**Task objective:**
Locate all lines in the data below that hold "lateral" and show them.
[Start Records supplied]
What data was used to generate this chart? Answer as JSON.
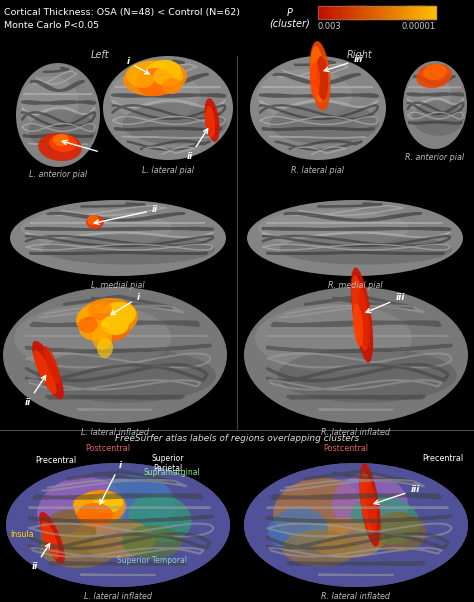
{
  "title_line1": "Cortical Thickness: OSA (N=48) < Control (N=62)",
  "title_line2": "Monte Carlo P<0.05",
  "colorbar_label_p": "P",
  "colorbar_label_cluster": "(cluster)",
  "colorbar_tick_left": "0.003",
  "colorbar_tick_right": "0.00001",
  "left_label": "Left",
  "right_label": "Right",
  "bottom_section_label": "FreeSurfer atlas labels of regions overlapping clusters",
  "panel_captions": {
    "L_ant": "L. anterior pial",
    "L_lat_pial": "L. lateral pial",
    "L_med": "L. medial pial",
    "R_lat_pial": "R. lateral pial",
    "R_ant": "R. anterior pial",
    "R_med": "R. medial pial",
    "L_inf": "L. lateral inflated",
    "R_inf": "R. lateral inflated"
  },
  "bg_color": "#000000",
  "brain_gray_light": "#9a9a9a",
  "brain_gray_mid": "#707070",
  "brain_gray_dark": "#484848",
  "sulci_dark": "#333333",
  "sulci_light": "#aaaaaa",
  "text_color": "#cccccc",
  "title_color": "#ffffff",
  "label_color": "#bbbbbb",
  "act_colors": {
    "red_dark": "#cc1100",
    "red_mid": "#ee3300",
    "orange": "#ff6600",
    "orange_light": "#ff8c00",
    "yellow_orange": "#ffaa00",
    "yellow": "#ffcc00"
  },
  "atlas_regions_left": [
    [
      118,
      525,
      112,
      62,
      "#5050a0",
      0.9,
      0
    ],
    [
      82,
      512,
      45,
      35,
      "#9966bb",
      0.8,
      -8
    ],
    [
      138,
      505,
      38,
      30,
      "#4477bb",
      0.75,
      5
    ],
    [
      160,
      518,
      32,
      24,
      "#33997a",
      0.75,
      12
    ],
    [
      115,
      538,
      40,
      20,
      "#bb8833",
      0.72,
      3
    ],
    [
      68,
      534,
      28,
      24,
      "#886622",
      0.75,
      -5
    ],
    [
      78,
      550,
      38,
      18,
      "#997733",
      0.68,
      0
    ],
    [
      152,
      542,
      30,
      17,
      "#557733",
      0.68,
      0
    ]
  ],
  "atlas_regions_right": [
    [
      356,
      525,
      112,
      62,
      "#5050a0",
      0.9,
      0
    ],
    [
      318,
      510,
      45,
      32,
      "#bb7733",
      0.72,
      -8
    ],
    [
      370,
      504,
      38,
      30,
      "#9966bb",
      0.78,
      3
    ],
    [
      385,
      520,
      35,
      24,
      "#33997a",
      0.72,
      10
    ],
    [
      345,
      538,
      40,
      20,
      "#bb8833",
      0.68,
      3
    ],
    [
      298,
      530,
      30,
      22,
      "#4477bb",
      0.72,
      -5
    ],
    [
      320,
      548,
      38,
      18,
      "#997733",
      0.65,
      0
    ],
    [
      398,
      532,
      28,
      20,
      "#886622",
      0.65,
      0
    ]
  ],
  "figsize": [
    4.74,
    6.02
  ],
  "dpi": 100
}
[End Records supplied]
**The solution:**
    "L_lat_pial": "L. lateral pial",
    "R_lat_pial": "R. lateral pial",
    "L_inf": "L. lateral inflated",
    "R_inf": "R. lateral inflated"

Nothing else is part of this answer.